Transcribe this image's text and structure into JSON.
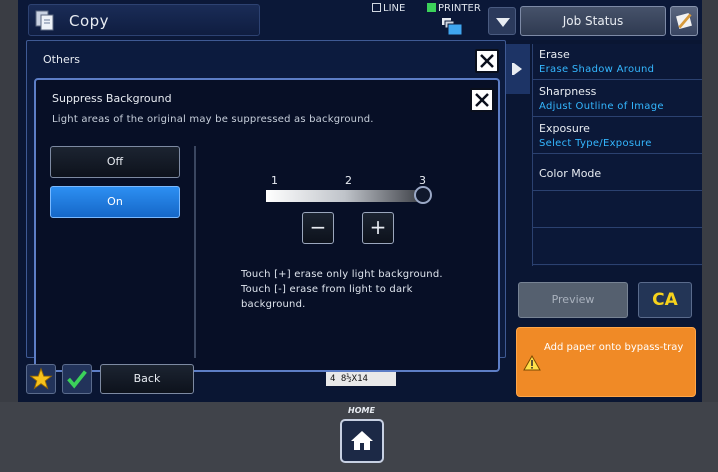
{
  "header": {
    "title": "Copy",
    "line_label": "LINE",
    "printer_label": "PRINTER",
    "job_status_label": "Job Status"
  },
  "others_dialog": {
    "title": "Others"
  },
  "suppress_dialog": {
    "title": "Suppress Background",
    "description": "Light areas of the original may be suppressed as background.",
    "options": [
      "Off",
      "On"
    ],
    "selected_option": "On",
    "levels": [
      "1",
      "2",
      "3"
    ],
    "selected_level": 3,
    "minus_label": "−",
    "plus_label": "+",
    "instructions": [
      "Touch [+] erase only light background.",
      "Touch [-] erase from light to dark",
      "background."
    ]
  },
  "functions": [
    {
      "name": "Erase",
      "value": "Erase Shadow Around"
    },
    {
      "name": "Sharpness",
      "value": "Adjust Outline of Image"
    },
    {
      "name": "Exposure",
      "value": "Select Type/Exposure"
    },
    {
      "name": "Color Mode",
      "value": ""
    }
  ],
  "buttons": {
    "preview": "Preview",
    "ca": "CA",
    "back": "Back"
  },
  "warning": {
    "text": "Add paper onto bypass-tray"
  },
  "paper_size": "4 8½X14",
  "home_label": "HOME",
  "colors": {
    "accent_blue": "#2d8ff2",
    "link_blue": "#34b7ff",
    "warning_orange": "#f08a26",
    "ca_yellow": "#f6d21c",
    "screen_bg": "#0a1633"
  }
}
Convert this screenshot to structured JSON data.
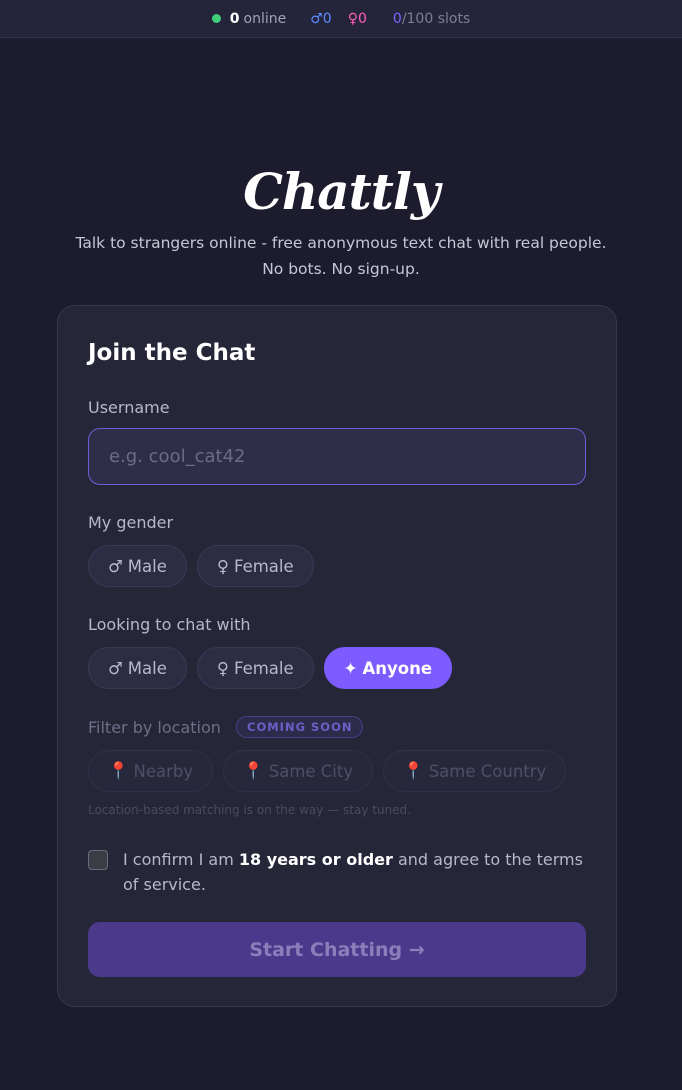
{
  "topbar": {
    "online_count": "0",
    "online_label": "online",
    "male_icon": "♂",
    "male_count": "0",
    "female_icon": "♀",
    "female_count": "0",
    "slots_used": "0",
    "slots_total": "/100 slots"
  },
  "brand": {
    "logo": "Chattly",
    "tagline_line1": "Talk to strangers online - free anonymous text chat with real people.",
    "tagline_line2": "No bots. No sign-up."
  },
  "form": {
    "title": "Join the Chat",
    "username_label": "Username",
    "username_placeholder": "e.g. cool_cat42",
    "username_value": "",
    "gender_label": "My gender",
    "gender_options": [
      {
        "icon": "♂",
        "label": "Male",
        "selected": false
      },
      {
        "icon": "♀",
        "label": "Female",
        "selected": false
      }
    ],
    "looking_label": "Looking to chat with",
    "looking_options": [
      {
        "icon": "♂",
        "label": "Male",
        "selected": false
      },
      {
        "icon": "♀",
        "label": "Female",
        "selected": false
      },
      {
        "icon": "✦",
        "label": "Anyone",
        "selected": true
      }
    ],
    "location_label": "Filter by location",
    "location_badge": "COMING SOON",
    "location_options": [
      {
        "icon": "📍",
        "label": "Nearby"
      },
      {
        "icon": "📍",
        "label": "Same City"
      },
      {
        "icon": "📍",
        "label": "Same Country"
      }
    ],
    "location_hint": "Location-based matching is on the way — stay tuned.",
    "consent_prefix": "I confirm I am ",
    "consent_bold": "18 years or older",
    "consent_suffix": " and agree to the terms of service.",
    "consent_checked": false,
    "submit_label": "Start Chatting →"
  },
  "colors": {
    "accent": "#7c5cff",
    "online": "#3fcf7a",
    "male": "#5b8cff",
    "female": "#ff5fb8",
    "background": "#1c1c2e",
    "card": "#262639"
  }
}
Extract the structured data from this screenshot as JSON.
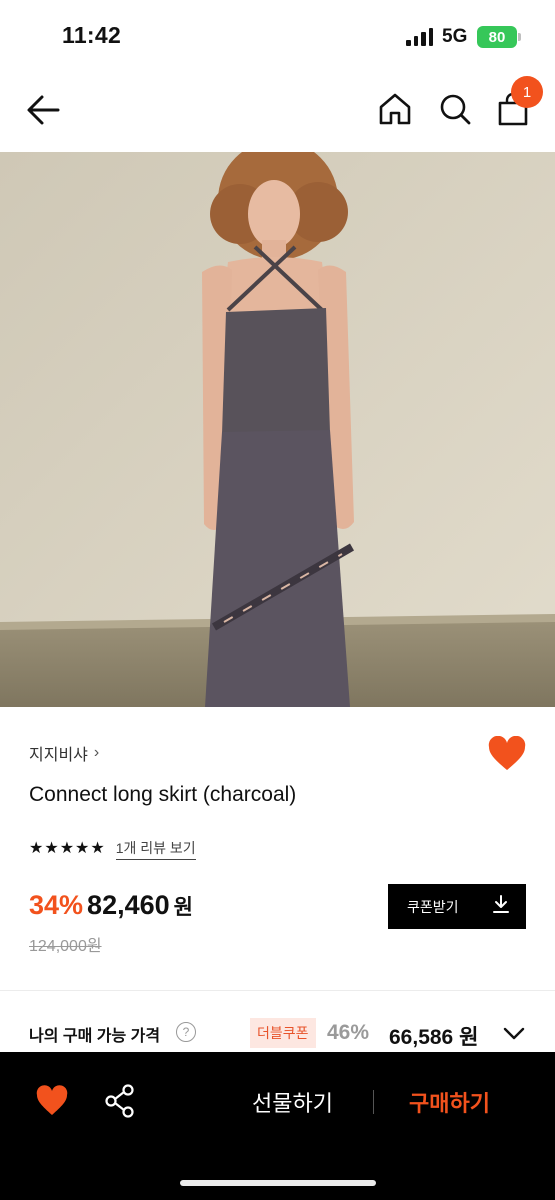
{
  "status_bar": {
    "time": "11:42",
    "network": "5G",
    "battery": "80"
  },
  "header": {
    "cart_count": "1"
  },
  "product": {
    "brand": "지지비샤",
    "title": "Connect long skirt (charcoal)",
    "review_link": "1개 리뷰 보기",
    "rating_stars": 5,
    "discount": "34%",
    "sale_price": "82,460",
    "price_unit": "원",
    "original_price": "124,000원",
    "coupon_button": "쿠폰받기"
  },
  "my_price": {
    "label": "나의 구매 가능 가격",
    "help_icon": "?",
    "double_coupon": "더블쿠폰",
    "discount": "46%",
    "price": "66,586",
    "unit": "원"
  },
  "bottom_bar": {
    "gift": "선물하기",
    "buy": "구매하기"
  },
  "colors": {
    "accent": "#f2521d",
    "battery": "#36c759"
  },
  "icons": [
    "back-arrow-icon",
    "home-icon",
    "search-icon",
    "shopping-bag-icon",
    "heart-icon",
    "share-icon",
    "download-icon",
    "chevron-down-icon"
  ]
}
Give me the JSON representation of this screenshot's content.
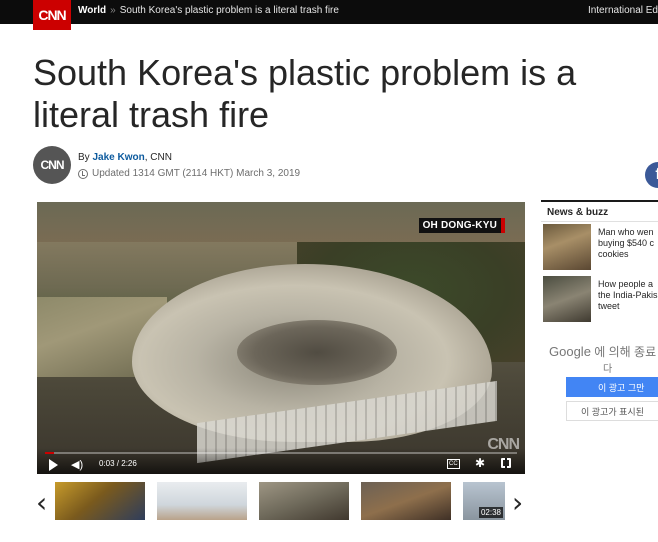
{
  "nav": {
    "logo": "CNN",
    "section": "World",
    "separator": "»",
    "breadcrumb_title": "South Korea's plastic problem is a literal trash fire",
    "edition": "International Ed"
  },
  "article": {
    "headline": "South Korea's plastic problem is a literal trash fire",
    "byline_prefix": "By",
    "author": "Jake Kwon",
    "outlet": ", CNN",
    "avatar_label": "CNN",
    "updated": "Updated 1314 GMT (2114 HKT) March 3, 2019"
  },
  "video": {
    "credit_tag": "OH DONG-KYU",
    "watermark": "CNN",
    "time": "0:03 / 2:26",
    "progress": 0.02,
    "cc_label": "CC"
  },
  "sidebar": {
    "heading": "News & buzz",
    "items": [
      {
        "text_lines": [
          "Man who wen",
          "buying $540 c",
          "cookies"
        ]
      },
      {
        "text_lines": [
          "How people a",
          "the India-Pakis",
          "tweet"
        ]
      }
    ]
  },
  "ad": {
    "brand": "Google",
    "line1": "에 의해 종료",
    "line2": "다",
    "stop_button": "이 광고 그만",
    "why_button": "이 광고가 표시된"
  },
  "carousel": {
    "prev_icon": "‹",
    "next_icon": "›",
    "last_duration": "02:38"
  },
  "social": {
    "facebook_label": "f"
  },
  "colors": {
    "brand_red": "#cc0000",
    "link_blue": "#0c5a9e",
    "google_blue": "#4285f4",
    "facebook_blue": "#3b5998"
  }
}
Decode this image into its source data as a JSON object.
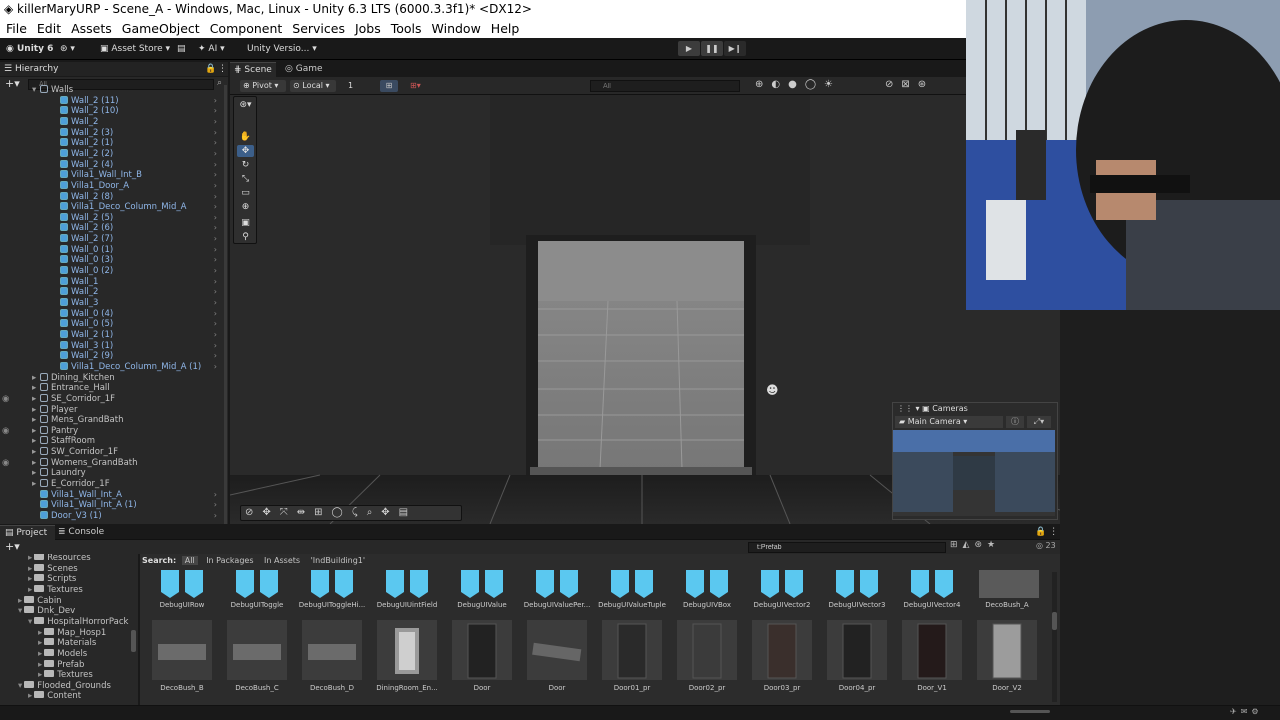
{
  "window": {
    "title": "killerMaryURP - Scene_A - Windows, Mac, Linux - Unity 6.3 LTS (6000.3.3f1)* <DX12>"
  },
  "menu": [
    "File",
    "Edit",
    "Assets",
    "GameObject",
    "Component",
    "Services",
    "Jobs",
    "Tools",
    "Window",
    "Help"
  ],
  "toolbar": {
    "unity": "Unity 6",
    "account_icon": "account-icon",
    "asset_store": "Asset Store",
    "ai": "AI",
    "version_ctrl": "Unity Versio..."
  },
  "hierarchy": {
    "tab": "Hierarchy",
    "search_placeholder": "All",
    "partial_top": "Walls",
    "children": [
      "Wall_2 (11)",
      "Wall_2 (10)",
      "Wall_2",
      "Wall_2 (3)",
      "Wall_2 (1)",
      "Wall_2 (2)",
      "Wall_2 (4)",
      "Villa1_Wall_Int_B",
      "Villa1_Door_A",
      "Wall_2 (8)",
      "Villa1_Deco_Column_Mid_A",
      "Wall_2 (5)",
      "Wall_2 (6)",
      "Wall_2 (7)",
      "Wall_0 (1)",
      "Wall_0 (3)",
      "Wall_0 (2)",
      "Wall_1",
      "Wall_2",
      "Wall_3",
      "Wall_0 (4)",
      "Wall_0 (5)",
      "Wall_2 (1)",
      "Wall_3 (1)",
      "Wall_2 (9)",
      "Villa1_Deco_Column_Mid_A (1)"
    ],
    "groups": [
      "Dining_Kitchen",
      "Entrance_Hall",
      "SE_Corridor_1F",
      "Player",
      "Mens_GrandBath",
      "Pantry",
      "StaffRoom",
      "SW_Corridor_1F",
      "Womens_GrandBath",
      "Laundry",
      "E_Corridor_1F"
    ],
    "tail": [
      "Villa1_Wall_Int_A",
      "Villa1_Wall_Int_A (1)",
      "Door_V3 (1)"
    ]
  },
  "scene": {
    "tabs": [
      "Scene",
      "Game"
    ],
    "pivot": "Pivot",
    "local": "Local",
    "grid_value": "1",
    "search_placeholder": "All"
  },
  "cameras_overlay": {
    "title": "Cameras",
    "selected": "Main Camera"
  },
  "project": {
    "tabs": [
      "Project",
      "Console"
    ],
    "search_value": "t:Prefab",
    "count": "23",
    "filter_label": "Search:",
    "filters": [
      "All",
      "In Packages",
      "In Assets",
      "'IndBuilding1'"
    ],
    "tree": [
      {
        "label": "Resources",
        "indent": 2
      },
      {
        "label": "Scenes",
        "indent": 2
      },
      {
        "label": "Scripts",
        "indent": 2
      },
      {
        "label": "Textures",
        "indent": 2
      },
      {
        "label": "Cabin",
        "indent": 1
      },
      {
        "label": "Dnk_Dev",
        "indent": 1
      },
      {
        "label": "HospitalHorrorPack",
        "indent": 2
      },
      {
        "label": "Map_Hosp1",
        "indent": 3
      },
      {
        "label": "Materials",
        "indent": 3
      },
      {
        "label": "Models",
        "indent": 3
      },
      {
        "label": "Prefab",
        "indent": 3
      },
      {
        "label": "Textures",
        "indent": 3
      },
      {
        "label": "Flooded_Grounds",
        "indent": 1
      },
      {
        "label": "Content",
        "indent": 2
      }
    ],
    "row1": [
      "DebugUIRow",
      "DebugUIToggle",
      "DebugUIToggleHi...",
      "DebugUIUintField",
      "DebugUIValue",
      "DebugUIValuePer...",
      "DebugUIValueTuple",
      "DebugUIVBox",
      "DebugUIVector2",
      "DebugUIVector3",
      "DebugUIVector4",
      "DecoBush_A"
    ],
    "row2": [
      "DecoBush_B",
      "DecoBush_C",
      "DecoBush_D",
      "DiningRoom_En...",
      "Door",
      "Door",
      "Door01_pr",
      "Door02_pr",
      "Door03_pr",
      "Door04_pr",
      "Door_V1",
      "Door_V2"
    ]
  },
  "colors": {
    "accent_blue": "#4fc3f7",
    "selection": "#2c5d87"
  }
}
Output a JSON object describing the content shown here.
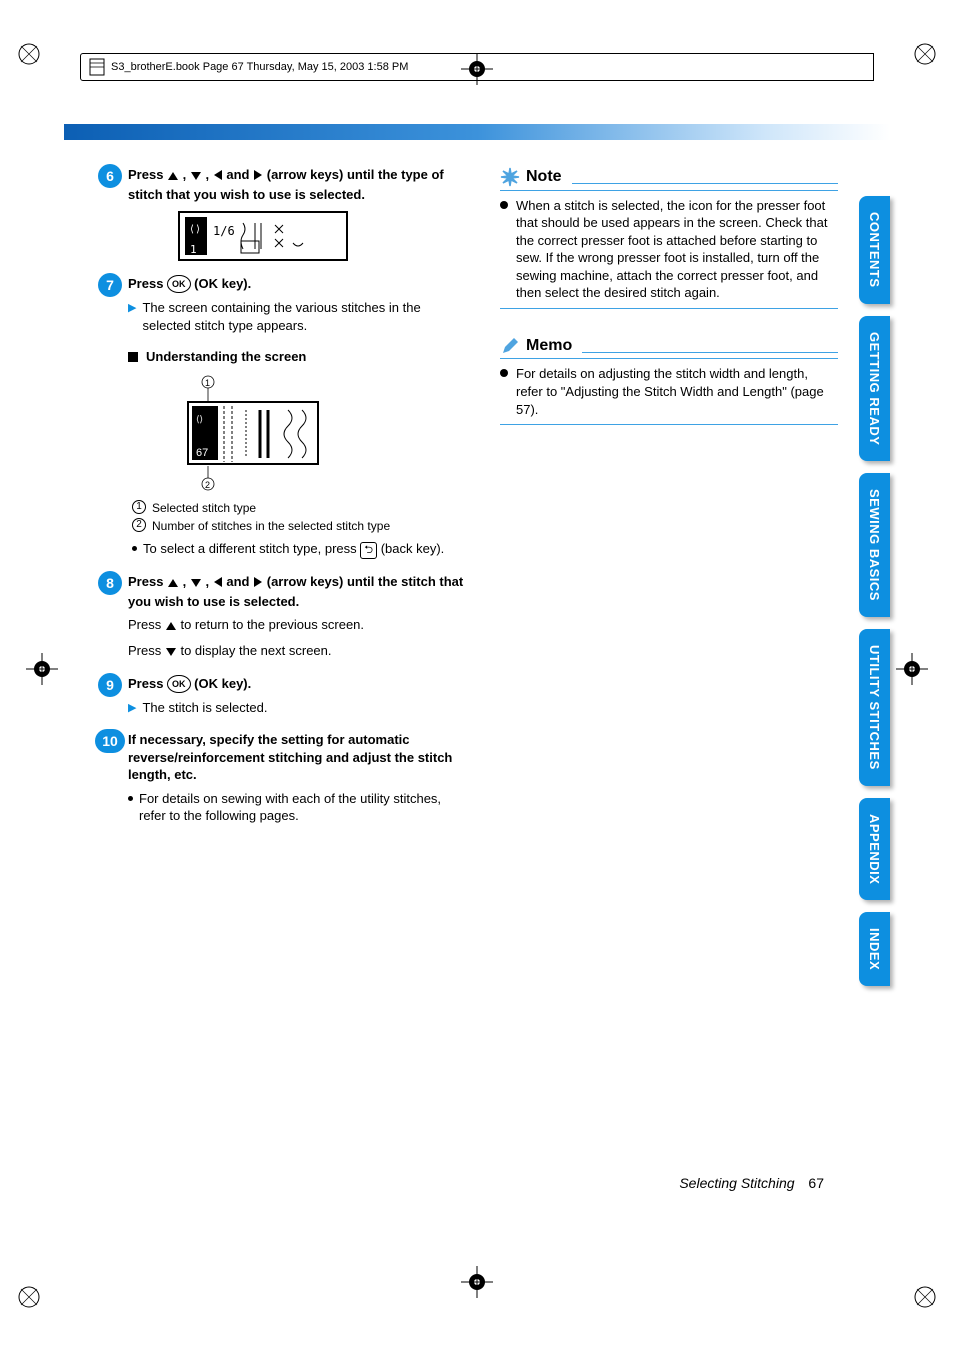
{
  "header": {
    "filepath": "S3_brotherE.book  Page 67  Thursday, May 15, 2003  1:58 PM"
  },
  "tabs": [
    {
      "label": "CONTENTS"
    },
    {
      "label": "GETTING READY"
    },
    {
      "label": "SEWING BASICS"
    },
    {
      "label": "UTILITY STITCHES"
    },
    {
      "label": "APPENDIX"
    },
    {
      "label": "INDEX"
    }
  ],
  "steps": {
    "s6": {
      "num": "6",
      "pre": "Press ",
      "mid1": " , ",
      "mid2": " , ",
      "mid3": " and ",
      "post": " (arrow keys) until the type of stitch that you wish to use is selected.",
      "screen_hint": "1/6"
    },
    "s7": {
      "num": "7",
      "pre": "Press ",
      "post": " (OK key).",
      "result": "The screen containing the various stitches in the selected stitch type appears."
    },
    "subhead": "Understanding the screen",
    "legend1": "Selected stitch type",
    "legend2": "Number of stitches in the selected stitch type",
    "backkey_line_pre": "To select a different stitch type, press ",
    "backkey_line_post": " (back key).",
    "s8": {
      "num": "8",
      "pre": "Press ",
      "mid1": " , ",
      "mid2": " , ",
      "mid3": " and ",
      "post": " (arrow keys) until the stitch that you wish to use is selected.",
      "sub1_pre": "Press ",
      "sub1_post": " to return to the previous screen.",
      "sub2_pre": "Press ",
      "sub2_post": " to display the next screen."
    },
    "s9": {
      "num": "9",
      "pre": "Press ",
      "post": " (OK key).",
      "result": "The stitch is selected."
    },
    "s10": {
      "num": "10",
      "text": "If necessary, specify the setting for automatic reverse/reinforcement stitching and adjust the stitch length, etc.",
      "bullet": "For details on sewing with each of the utility stitches, refer to the following pages."
    }
  },
  "note": {
    "title": "Note",
    "body": "When a stitch is selected, the icon for the presser foot that should be used appears in the screen. Check that the correct presser foot is attached before starting to sew. If the wrong presser foot is installed, turn off the sewing machine, attach the correct presser foot, and then select the desired stitch again."
  },
  "memo": {
    "title": "Memo",
    "body": "For details on adjusting the stitch width and length, refer to \"Adjusting the Stitch Width and Length\" (page 57)."
  },
  "footer": {
    "title": "Selecting Stitching",
    "page": "67"
  },
  "ok_label": "OK",
  "back_symbol": "⮌"
}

◆ ◆ ◆ ◆ ◆

Find how many lines of the material carry the string "refer". Only the number should be in the answer.

• Answer for the task
2